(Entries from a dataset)
#####

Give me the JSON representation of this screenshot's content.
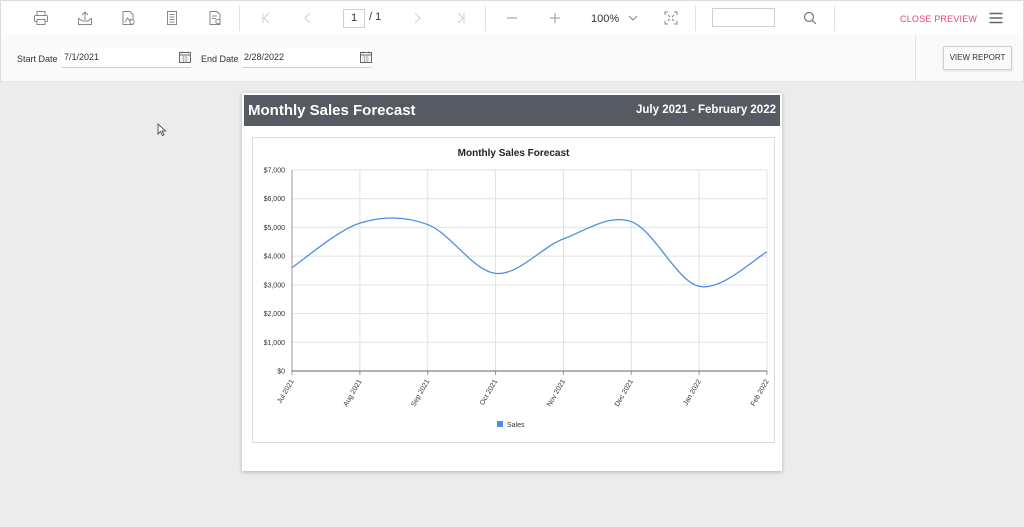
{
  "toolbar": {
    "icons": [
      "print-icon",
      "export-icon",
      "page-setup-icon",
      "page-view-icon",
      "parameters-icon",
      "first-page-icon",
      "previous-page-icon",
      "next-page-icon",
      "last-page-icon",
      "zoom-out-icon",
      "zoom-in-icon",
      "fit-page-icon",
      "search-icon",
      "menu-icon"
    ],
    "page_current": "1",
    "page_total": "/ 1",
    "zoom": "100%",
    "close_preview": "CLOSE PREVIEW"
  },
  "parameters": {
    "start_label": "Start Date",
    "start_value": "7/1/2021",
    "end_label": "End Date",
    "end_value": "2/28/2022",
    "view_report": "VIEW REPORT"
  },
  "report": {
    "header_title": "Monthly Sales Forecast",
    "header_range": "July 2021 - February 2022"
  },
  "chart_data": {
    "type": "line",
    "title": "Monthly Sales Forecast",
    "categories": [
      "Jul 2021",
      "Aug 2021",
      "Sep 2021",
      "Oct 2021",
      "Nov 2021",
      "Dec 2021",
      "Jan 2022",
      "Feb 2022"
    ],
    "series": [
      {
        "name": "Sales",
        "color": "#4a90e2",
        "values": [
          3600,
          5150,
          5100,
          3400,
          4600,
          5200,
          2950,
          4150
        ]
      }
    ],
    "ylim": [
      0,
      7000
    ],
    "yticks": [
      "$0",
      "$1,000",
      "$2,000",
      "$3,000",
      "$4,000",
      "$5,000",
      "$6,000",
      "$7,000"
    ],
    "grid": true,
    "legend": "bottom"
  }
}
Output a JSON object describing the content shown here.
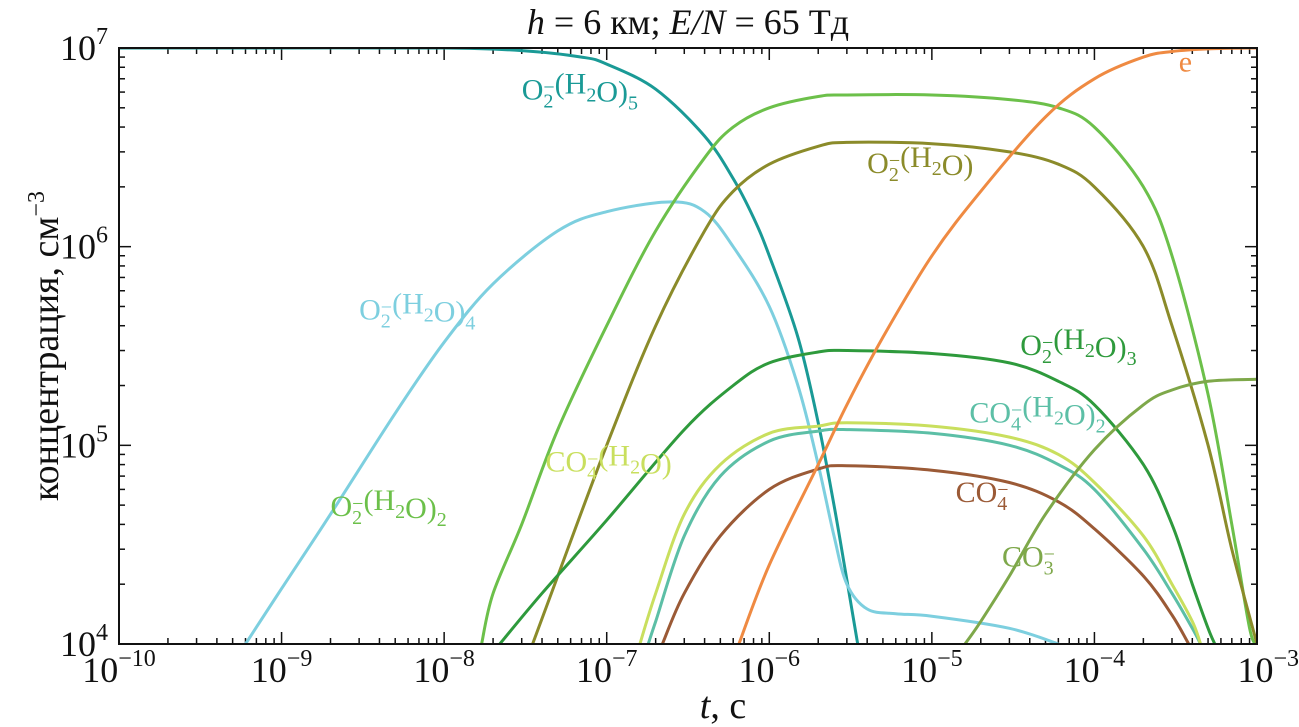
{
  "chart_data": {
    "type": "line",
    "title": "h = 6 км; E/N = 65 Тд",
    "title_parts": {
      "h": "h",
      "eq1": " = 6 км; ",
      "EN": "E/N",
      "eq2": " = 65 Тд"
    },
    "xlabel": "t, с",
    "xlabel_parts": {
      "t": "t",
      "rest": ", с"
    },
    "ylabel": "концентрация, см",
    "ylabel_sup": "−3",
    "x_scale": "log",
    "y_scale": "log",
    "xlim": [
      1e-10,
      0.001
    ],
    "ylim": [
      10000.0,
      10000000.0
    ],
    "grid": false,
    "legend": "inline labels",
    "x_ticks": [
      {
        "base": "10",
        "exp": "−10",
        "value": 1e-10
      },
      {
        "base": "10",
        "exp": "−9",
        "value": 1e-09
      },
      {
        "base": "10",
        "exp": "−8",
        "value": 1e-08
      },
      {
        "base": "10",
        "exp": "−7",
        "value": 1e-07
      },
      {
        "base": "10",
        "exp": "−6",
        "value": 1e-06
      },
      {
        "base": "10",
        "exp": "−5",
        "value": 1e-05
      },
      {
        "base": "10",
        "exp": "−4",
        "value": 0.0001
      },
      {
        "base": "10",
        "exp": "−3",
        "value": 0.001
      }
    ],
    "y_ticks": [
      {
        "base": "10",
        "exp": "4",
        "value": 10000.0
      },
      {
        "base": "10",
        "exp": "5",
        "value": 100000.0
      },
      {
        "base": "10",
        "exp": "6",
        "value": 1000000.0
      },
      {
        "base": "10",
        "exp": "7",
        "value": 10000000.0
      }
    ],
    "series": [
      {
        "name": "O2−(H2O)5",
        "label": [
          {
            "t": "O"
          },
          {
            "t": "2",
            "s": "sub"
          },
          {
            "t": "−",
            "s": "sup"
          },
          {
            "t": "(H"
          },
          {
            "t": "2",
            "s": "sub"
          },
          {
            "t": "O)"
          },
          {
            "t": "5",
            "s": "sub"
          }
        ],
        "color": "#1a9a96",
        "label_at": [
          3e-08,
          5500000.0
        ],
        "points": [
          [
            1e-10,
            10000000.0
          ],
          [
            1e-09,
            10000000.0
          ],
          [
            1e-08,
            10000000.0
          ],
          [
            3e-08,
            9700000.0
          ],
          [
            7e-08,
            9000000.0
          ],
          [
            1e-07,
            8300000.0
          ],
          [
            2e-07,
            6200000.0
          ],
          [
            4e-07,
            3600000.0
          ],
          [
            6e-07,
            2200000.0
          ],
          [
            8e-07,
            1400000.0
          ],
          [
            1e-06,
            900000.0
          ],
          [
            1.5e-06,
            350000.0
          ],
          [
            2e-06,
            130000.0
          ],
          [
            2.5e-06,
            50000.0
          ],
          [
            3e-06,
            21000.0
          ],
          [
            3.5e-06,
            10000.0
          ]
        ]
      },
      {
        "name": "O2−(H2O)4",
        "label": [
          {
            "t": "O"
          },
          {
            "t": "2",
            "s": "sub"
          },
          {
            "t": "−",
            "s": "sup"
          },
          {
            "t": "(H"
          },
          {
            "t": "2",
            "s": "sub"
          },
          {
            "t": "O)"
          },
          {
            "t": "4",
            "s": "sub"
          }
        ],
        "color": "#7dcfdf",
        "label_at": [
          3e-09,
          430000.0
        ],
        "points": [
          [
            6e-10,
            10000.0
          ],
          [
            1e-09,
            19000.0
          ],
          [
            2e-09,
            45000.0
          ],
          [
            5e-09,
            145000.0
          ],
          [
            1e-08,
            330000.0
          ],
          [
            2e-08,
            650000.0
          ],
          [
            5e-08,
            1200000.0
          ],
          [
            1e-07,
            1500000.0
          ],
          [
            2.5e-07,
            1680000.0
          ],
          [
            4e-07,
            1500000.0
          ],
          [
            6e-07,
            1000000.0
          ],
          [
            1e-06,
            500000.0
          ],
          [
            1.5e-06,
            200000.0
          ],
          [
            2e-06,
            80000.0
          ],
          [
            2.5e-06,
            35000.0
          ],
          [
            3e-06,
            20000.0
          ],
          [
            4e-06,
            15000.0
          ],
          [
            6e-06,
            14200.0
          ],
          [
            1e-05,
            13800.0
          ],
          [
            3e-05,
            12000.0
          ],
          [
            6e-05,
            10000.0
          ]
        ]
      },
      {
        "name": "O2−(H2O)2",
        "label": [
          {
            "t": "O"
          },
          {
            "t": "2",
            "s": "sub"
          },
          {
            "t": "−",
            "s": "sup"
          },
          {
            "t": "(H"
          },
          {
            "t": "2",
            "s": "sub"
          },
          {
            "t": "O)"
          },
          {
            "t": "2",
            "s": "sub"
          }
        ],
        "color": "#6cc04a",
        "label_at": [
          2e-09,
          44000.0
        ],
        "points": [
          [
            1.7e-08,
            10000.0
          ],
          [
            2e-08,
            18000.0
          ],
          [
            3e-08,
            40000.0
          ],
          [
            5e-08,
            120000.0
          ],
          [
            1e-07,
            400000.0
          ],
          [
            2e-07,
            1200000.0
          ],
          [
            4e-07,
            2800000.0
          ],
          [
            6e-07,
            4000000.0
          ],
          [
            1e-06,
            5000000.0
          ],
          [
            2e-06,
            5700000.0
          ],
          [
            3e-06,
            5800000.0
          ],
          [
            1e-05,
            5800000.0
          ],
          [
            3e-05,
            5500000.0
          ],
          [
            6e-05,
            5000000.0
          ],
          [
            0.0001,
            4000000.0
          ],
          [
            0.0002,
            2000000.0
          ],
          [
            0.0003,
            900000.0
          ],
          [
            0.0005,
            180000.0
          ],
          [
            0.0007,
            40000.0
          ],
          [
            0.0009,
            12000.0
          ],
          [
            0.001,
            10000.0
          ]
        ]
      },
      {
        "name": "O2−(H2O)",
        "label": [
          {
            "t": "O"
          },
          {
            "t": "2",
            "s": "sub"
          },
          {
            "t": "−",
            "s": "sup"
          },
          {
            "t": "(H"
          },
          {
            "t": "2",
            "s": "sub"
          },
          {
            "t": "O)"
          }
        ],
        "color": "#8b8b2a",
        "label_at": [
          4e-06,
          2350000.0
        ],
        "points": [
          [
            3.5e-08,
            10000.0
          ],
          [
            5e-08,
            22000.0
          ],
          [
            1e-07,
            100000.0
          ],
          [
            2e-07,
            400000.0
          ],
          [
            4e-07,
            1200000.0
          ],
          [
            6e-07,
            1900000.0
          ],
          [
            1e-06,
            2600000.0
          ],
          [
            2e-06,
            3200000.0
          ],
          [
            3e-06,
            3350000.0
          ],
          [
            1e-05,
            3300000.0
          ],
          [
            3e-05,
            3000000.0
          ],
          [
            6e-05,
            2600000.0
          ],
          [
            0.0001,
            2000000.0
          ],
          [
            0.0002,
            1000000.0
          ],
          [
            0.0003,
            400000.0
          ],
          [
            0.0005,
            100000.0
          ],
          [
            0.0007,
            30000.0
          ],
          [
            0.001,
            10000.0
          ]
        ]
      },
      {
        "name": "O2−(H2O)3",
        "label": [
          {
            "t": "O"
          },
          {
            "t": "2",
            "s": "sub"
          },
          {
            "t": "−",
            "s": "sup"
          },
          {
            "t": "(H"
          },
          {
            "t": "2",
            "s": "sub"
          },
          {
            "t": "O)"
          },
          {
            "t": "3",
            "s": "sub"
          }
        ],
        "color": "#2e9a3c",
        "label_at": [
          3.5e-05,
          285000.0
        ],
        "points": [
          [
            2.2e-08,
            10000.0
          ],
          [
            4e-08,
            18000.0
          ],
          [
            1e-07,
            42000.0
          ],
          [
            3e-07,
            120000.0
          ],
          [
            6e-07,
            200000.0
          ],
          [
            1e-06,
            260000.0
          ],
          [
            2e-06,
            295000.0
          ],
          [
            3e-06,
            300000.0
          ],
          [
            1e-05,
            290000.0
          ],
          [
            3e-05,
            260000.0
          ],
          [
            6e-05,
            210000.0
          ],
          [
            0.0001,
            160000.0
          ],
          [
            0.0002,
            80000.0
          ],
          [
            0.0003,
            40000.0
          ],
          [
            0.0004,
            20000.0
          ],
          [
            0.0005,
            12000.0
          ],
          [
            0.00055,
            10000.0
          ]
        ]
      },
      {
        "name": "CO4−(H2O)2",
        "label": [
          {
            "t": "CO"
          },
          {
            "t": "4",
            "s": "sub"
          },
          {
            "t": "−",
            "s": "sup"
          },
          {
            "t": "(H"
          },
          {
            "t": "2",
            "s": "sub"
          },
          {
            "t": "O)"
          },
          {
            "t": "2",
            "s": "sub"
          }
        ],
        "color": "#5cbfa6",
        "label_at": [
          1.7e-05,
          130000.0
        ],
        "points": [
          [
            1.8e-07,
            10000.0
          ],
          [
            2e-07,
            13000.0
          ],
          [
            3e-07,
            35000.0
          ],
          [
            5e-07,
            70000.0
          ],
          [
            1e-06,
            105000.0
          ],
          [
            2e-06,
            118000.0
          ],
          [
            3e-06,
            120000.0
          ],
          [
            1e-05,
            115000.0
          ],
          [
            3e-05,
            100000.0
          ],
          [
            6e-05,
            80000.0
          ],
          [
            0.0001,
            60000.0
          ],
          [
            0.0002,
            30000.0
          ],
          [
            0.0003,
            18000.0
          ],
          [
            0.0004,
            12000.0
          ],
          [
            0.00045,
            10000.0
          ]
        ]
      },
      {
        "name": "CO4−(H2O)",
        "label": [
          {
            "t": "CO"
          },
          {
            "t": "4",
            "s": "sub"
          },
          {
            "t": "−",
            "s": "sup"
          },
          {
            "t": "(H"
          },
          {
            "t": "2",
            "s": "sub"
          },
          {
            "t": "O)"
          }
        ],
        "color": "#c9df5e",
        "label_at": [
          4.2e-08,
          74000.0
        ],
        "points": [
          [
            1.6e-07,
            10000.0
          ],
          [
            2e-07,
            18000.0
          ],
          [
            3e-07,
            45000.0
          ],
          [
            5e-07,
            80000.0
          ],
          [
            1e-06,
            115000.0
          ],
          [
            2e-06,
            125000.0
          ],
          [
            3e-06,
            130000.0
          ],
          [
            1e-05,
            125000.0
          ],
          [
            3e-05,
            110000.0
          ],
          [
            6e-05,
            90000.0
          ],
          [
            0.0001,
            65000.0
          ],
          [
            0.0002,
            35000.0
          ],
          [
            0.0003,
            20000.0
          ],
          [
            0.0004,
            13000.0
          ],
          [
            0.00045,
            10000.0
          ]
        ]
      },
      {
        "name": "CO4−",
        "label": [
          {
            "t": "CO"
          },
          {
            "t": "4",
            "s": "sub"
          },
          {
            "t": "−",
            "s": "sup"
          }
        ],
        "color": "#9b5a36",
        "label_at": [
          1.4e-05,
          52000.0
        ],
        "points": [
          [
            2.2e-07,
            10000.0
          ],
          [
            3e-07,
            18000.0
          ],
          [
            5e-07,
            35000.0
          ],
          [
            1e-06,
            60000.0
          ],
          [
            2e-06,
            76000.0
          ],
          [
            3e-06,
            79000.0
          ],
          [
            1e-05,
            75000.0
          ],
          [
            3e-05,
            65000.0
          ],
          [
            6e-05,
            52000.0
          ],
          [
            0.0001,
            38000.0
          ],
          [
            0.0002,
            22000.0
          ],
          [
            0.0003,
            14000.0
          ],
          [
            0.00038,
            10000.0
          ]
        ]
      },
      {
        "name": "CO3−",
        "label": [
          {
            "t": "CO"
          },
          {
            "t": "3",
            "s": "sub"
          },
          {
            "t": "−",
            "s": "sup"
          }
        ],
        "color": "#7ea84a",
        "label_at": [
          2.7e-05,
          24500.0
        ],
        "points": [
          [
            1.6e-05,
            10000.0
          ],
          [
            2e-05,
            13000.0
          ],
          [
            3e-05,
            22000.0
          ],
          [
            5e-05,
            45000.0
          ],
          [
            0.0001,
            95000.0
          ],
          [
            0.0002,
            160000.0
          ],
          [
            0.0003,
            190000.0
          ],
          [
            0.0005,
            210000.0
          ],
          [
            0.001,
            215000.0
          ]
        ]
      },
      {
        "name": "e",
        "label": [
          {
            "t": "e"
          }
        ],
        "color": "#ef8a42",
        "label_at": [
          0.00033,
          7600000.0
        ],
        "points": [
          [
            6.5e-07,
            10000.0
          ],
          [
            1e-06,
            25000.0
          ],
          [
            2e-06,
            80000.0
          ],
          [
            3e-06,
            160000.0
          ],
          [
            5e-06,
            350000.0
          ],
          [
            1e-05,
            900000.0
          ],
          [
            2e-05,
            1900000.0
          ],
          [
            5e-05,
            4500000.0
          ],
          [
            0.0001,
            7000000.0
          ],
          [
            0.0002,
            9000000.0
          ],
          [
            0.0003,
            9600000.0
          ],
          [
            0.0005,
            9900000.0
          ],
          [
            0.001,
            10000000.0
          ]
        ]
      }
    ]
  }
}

#####

THE REQUEST: Count each line where the string "JSON" occurs, and write only the number.

EXERCISE RESULT: 2